━━━━━ Information provided

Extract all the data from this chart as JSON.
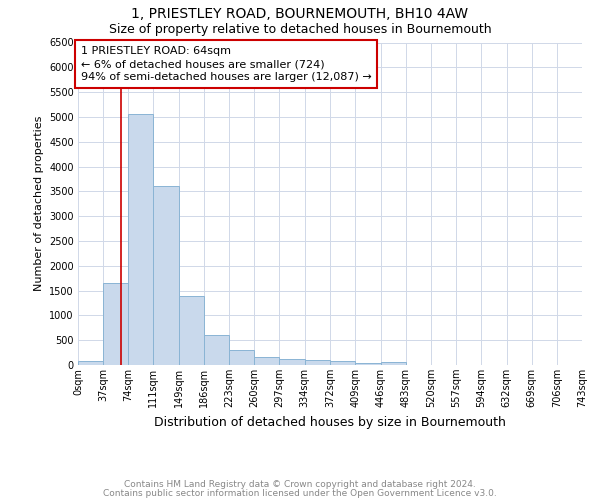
{
  "title": "1, PRIESTLEY ROAD, BOURNEMOUTH, BH10 4AW",
  "subtitle": "Size of property relative to detached houses in Bournemouth",
  "xlabel": "Distribution of detached houses by size in Bournemouth",
  "ylabel": "Number of detached properties",
  "bin_edges": [
    0,
    37,
    74,
    111,
    149,
    186,
    223,
    260,
    297,
    334,
    372,
    409,
    446,
    483,
    520,
    557,
    594,
    632,
    669,
    706,
    743
  ],
  "bar_heights": [
    75,
    1650,
    5050,
    3600,
    1400,
    600,
    300,
    160,
    130,
    110,
    75,
    45,
    60,
    5,
    2,
    2,
    1,
    1,
    1,
    1
  ],
  "bar_color": "#c9d9ec",
  "bar_edge_color": "#8ab4d4",
  "grid_color": "#d0d8e8",
  "property_size": 64,
  "red_line_color": "#cc0000",
  "annotation_text": "1 PRIESTLEY ROAD: 64sqm\n← 6% of detached houses are smaller (724)\n94% of semi-detached houses are larger (12,087) →",
  "annotation_box_color": "#cc0000",
  "ylim": [
    0,
    6500
  ],
  "yticks": [
    0,
    500,
    1000,
    1500,
    2000,
    2500,
    3000,
    3500,
    4000,
    4500,
    5000,
    5500,
    6000,
    6500
  ],
  "footnote1": "Contains HM Land Registry data © Crown copyright and database right 2024.",
  "footnote2": "Contains public sector information licensed under the Open Government Licence v3.0.",
  "background_color": "#ffffff",
  "title_fontsize": 10,
  "subtitle_fontsize": 9,
  "xlabel_fontsize": 9,
  "ylabel_fontsize": 8,
  "tick_fontsize": 7,
  "annotation_fontsize": 8,
  "footnote_fontsize": 6.5
}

━━━━━━━━━━

Requirements —
Strip out the pictures and quote the remaining data word for word.

Solved problem —
Extract all the data from this chart as JSON.
{
  "title": "1, PRIESTLEY ROAD, BOURNEMOUTH, BH10 4AW",
  "subtitle": "Size of property relative to detached houses in Bournemouth",
  "xlabel": "Distribution of detached houses by size in Bournemouth",
  "ylabel": "Number of detached properties",
  "bin_edges": [
    0,
    37,
    74,
    111,
    149,
    186,
    223,
    260,
    297,
    334,
    372,
    409,
    446,
    483,
    520,
    557,
    594,
    632,
    669,
    706,
    743
  ],
  "bar_heights": [
    75,
    1650,
    5050,
    3600,
    1400,
    600,
    300,
    160,
    130,
    110,
    75,
    45,
    60,
    5,
    2,
    2,
    1,
    1,
    1,
    1
  ],
  "bar_color": "#c9d9ec",
  "bar_edge_color": "#8ab4d4",
  "grid_color": "#d0d8e8",
  "property_size": 64,
  "red_line_color": "#cc0000",
  "annotation_text": "1 PRIESTLEY ROAD: 64sqm\n← 6% of detached houses are smaller (724)\n94% of semi-detached houses are larger (12,087) →",
  "annotation_box_color": "#cc0000",
  "ylim": [
    0,
    6500
  ],
  "yticks": [
    0,
    500,
    1000,
    1500,
    2000,
    2500,
    3000,
    3500,
    4000,
    4500,
    5000,
    5500,
    6000,
    6500
  ],
  "footnote1": "Contains HM Land Registry data © Crown copyright and database right 2024.",
  "footnote2": "Contains public sector information licensed under the Open Government Licence v3.0.",
  "background_color": "#ffffff",
  "title_fontsize": 10,
  "subtitle_fontsize": 9,
  "xlabel_fontsize": 9,
  "ylabel_fontsize": 8,
  "tick_fontsize": 7,
  "annotation_fontsize": 8,
  "footnote_fontsize": 6.5
}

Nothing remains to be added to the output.